■ Aim of the task ■
Report every line of the records below that contains the word "document".

■ Extracted information ■
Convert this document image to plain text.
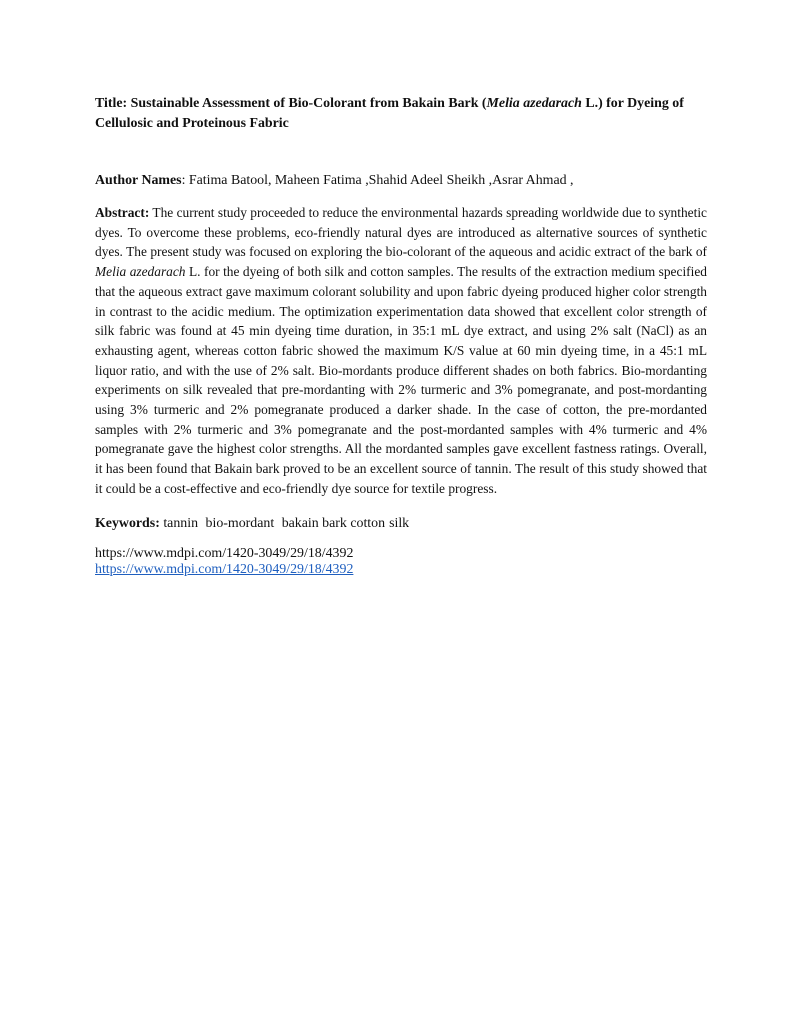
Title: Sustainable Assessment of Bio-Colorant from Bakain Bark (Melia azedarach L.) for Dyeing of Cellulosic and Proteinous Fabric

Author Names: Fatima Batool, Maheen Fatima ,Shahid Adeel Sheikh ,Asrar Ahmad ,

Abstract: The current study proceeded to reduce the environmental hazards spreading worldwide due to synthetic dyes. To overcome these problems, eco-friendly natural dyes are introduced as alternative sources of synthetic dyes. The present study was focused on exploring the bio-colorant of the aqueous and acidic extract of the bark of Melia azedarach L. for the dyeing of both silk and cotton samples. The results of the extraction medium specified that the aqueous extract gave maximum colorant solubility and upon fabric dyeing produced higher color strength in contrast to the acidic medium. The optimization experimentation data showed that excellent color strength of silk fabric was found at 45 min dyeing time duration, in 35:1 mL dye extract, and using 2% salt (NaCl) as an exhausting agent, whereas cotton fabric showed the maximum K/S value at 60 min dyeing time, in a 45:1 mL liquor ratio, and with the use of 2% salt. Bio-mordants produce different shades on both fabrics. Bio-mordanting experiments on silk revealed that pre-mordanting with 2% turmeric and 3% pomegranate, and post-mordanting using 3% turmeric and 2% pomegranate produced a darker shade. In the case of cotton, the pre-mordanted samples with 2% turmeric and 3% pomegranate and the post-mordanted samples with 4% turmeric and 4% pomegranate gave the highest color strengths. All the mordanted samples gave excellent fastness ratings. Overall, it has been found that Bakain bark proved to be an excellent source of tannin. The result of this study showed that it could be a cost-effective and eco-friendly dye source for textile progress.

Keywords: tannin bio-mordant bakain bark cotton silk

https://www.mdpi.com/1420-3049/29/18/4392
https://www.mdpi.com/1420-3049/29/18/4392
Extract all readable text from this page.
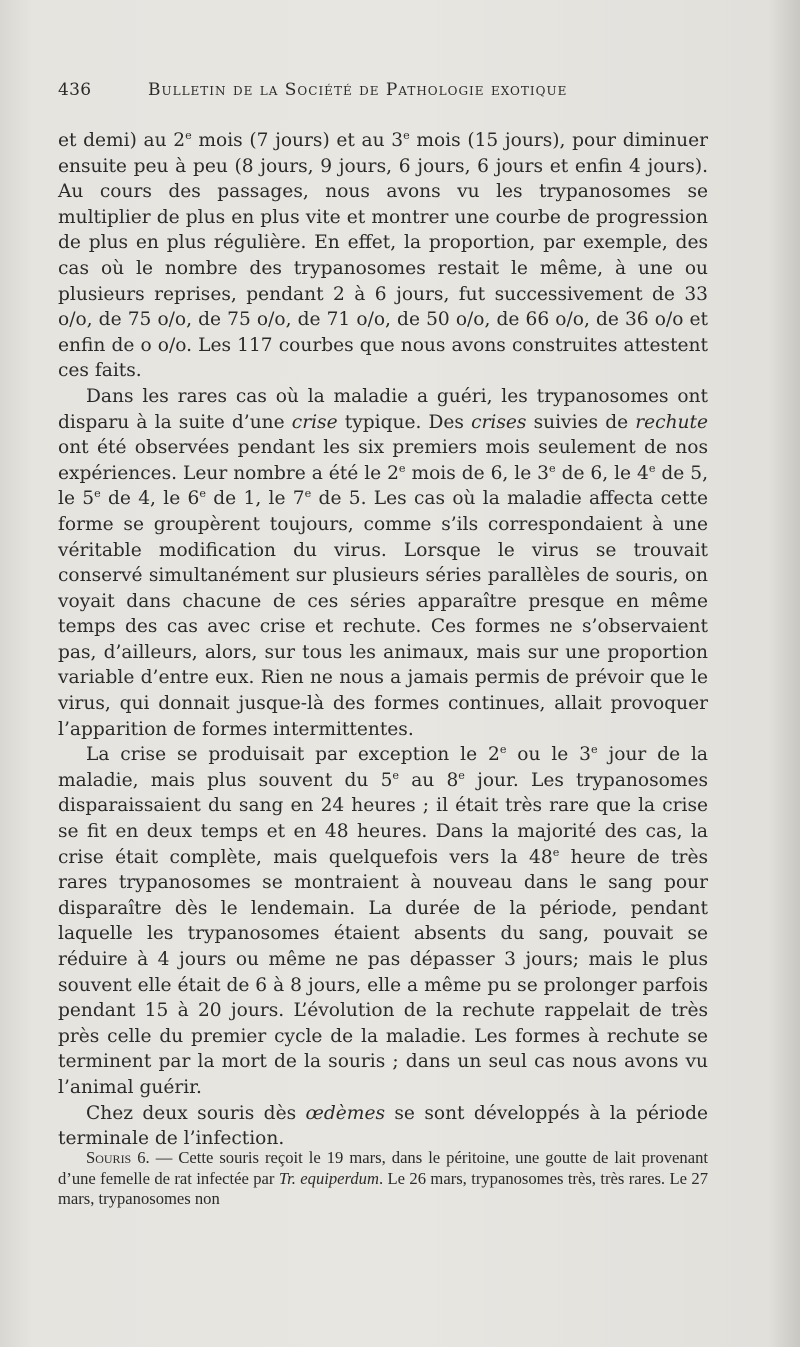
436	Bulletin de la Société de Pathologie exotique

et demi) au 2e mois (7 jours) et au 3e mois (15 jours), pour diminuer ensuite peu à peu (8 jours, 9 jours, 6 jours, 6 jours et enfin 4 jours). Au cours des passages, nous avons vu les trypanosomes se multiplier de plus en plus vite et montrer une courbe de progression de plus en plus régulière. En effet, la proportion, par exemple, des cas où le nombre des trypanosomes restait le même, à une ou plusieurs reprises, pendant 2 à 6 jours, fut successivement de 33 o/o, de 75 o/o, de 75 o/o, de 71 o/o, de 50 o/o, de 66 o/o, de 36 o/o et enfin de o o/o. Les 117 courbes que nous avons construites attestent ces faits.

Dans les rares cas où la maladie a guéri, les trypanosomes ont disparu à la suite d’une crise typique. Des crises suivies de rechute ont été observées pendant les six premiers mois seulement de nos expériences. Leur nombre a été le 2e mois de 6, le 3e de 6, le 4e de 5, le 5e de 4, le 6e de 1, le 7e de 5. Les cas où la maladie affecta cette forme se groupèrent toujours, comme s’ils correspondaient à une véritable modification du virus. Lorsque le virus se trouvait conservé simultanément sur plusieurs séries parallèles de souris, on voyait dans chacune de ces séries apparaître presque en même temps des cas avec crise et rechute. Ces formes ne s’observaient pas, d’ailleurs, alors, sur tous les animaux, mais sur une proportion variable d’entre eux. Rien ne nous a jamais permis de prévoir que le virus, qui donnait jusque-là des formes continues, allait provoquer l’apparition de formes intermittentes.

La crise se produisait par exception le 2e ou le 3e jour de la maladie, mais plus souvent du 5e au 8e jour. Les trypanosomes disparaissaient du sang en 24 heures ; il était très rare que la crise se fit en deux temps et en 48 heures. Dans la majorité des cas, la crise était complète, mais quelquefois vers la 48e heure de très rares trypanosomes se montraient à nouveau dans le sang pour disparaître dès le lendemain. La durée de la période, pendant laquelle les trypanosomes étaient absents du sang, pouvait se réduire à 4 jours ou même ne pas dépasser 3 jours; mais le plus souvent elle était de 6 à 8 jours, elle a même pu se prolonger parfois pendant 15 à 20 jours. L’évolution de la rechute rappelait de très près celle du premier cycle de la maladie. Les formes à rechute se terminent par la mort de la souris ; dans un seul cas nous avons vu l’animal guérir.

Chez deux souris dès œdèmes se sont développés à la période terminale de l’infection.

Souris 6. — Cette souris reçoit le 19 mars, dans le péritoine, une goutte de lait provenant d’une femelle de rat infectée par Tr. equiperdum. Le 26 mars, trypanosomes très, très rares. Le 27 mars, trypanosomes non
--
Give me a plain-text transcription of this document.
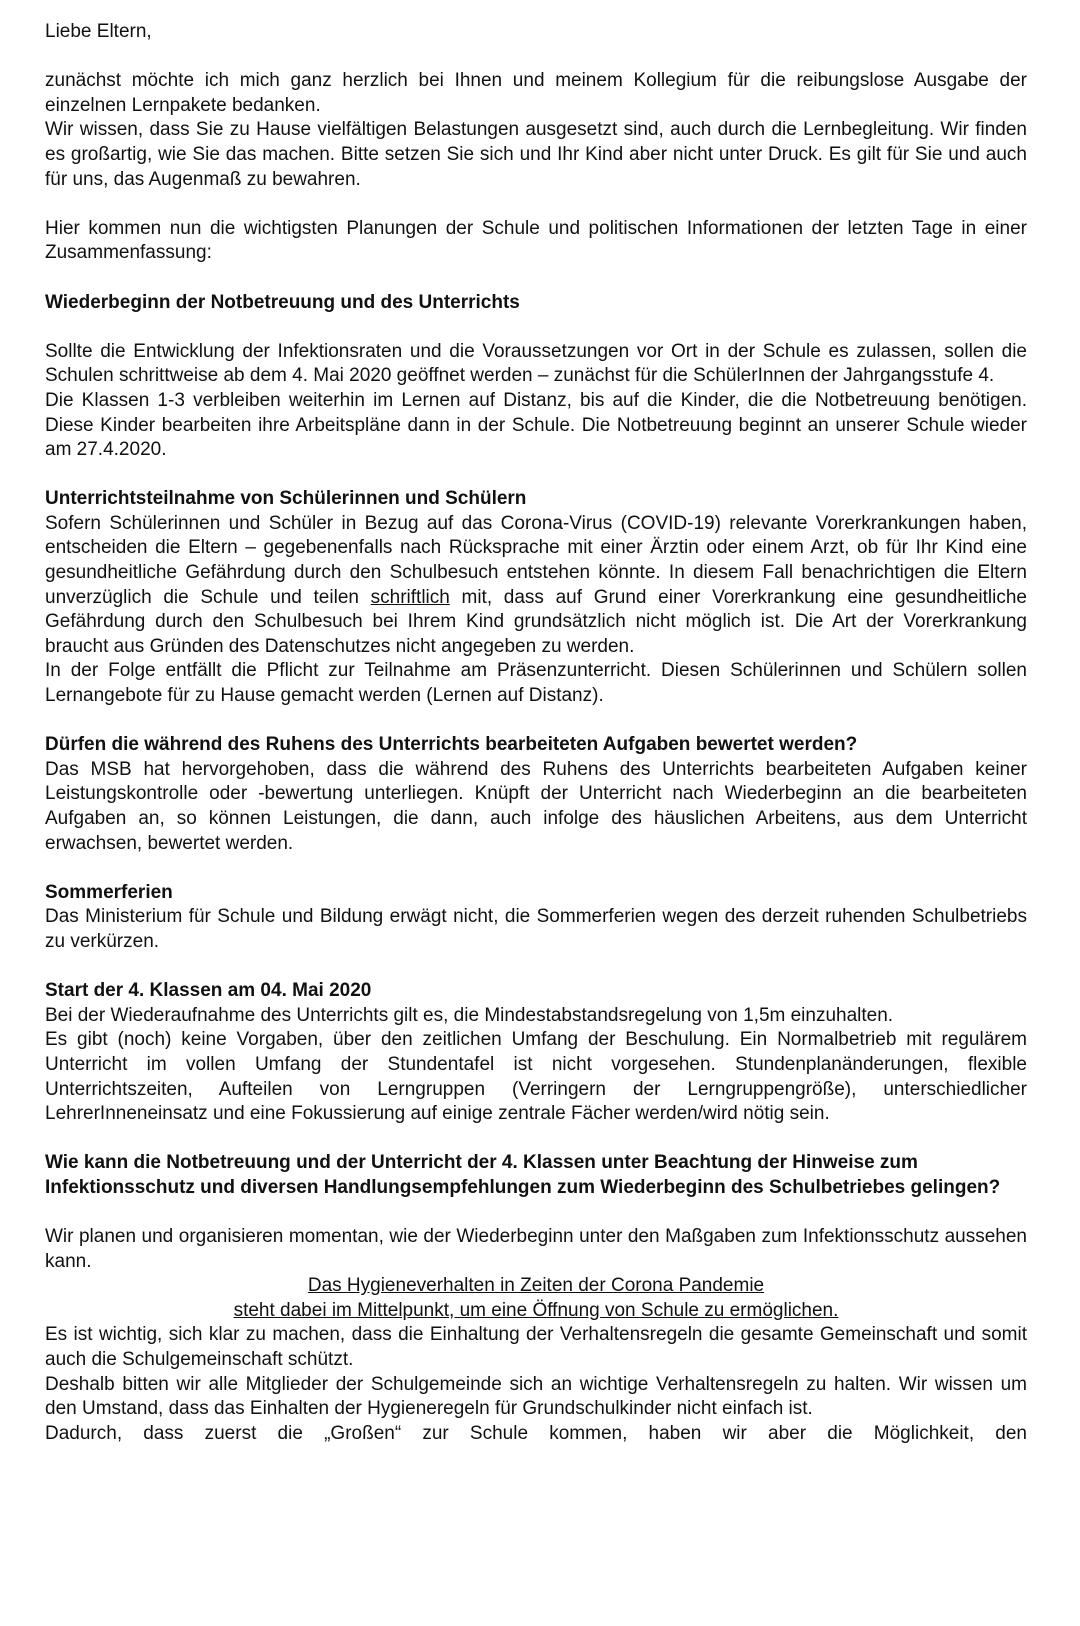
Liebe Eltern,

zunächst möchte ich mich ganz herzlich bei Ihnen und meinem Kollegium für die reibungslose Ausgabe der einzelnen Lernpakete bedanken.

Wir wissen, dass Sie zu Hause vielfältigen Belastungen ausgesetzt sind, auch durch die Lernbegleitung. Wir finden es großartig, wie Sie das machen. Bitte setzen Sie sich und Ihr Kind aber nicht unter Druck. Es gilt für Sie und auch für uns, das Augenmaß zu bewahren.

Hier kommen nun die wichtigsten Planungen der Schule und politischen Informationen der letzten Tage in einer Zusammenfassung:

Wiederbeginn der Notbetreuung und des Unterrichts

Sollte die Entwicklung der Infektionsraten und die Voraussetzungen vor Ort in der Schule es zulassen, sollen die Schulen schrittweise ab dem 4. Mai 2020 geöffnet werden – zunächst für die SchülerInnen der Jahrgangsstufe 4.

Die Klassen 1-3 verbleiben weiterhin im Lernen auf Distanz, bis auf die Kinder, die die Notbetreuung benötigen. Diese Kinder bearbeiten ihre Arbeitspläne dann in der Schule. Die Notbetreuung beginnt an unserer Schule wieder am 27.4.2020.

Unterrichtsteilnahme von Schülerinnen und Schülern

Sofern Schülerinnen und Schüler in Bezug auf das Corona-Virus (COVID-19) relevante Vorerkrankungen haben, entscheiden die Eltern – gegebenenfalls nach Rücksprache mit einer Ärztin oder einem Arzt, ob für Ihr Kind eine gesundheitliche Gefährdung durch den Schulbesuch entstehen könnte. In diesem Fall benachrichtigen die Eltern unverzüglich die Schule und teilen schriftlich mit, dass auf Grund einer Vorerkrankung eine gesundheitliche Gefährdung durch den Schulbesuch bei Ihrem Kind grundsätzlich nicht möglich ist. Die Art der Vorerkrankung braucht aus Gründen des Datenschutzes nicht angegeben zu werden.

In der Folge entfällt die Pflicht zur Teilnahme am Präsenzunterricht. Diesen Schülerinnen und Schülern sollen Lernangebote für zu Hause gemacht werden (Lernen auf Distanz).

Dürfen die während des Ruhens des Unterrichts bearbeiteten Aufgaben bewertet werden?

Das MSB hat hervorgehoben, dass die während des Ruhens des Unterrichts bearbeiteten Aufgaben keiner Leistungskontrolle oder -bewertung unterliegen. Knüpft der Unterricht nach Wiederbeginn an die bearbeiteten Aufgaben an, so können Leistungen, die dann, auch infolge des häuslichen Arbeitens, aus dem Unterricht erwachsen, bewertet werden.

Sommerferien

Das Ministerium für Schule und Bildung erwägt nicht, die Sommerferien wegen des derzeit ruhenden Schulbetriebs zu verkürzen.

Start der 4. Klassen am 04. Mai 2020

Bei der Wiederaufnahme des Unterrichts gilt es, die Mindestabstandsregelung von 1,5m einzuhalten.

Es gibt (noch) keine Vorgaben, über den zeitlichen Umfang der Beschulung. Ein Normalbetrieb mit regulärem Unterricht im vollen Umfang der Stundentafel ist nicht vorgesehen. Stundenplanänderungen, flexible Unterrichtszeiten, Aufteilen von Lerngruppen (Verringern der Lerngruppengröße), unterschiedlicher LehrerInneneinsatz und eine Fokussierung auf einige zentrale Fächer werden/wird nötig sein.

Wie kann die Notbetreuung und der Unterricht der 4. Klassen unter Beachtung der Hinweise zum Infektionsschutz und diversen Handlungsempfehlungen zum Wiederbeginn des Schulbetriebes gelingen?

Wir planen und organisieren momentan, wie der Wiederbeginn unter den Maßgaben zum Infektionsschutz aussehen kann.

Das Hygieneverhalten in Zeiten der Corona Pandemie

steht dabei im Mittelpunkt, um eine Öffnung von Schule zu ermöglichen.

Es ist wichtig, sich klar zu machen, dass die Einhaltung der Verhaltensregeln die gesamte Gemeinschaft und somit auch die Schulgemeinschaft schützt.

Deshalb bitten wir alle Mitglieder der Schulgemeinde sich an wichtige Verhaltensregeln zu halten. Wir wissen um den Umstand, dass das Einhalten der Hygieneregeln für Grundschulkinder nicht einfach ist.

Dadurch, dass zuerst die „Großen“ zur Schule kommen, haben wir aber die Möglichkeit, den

■ Result of this exercise ■
Convert this document image to plain text.
Give me a plain-text transcription of this document.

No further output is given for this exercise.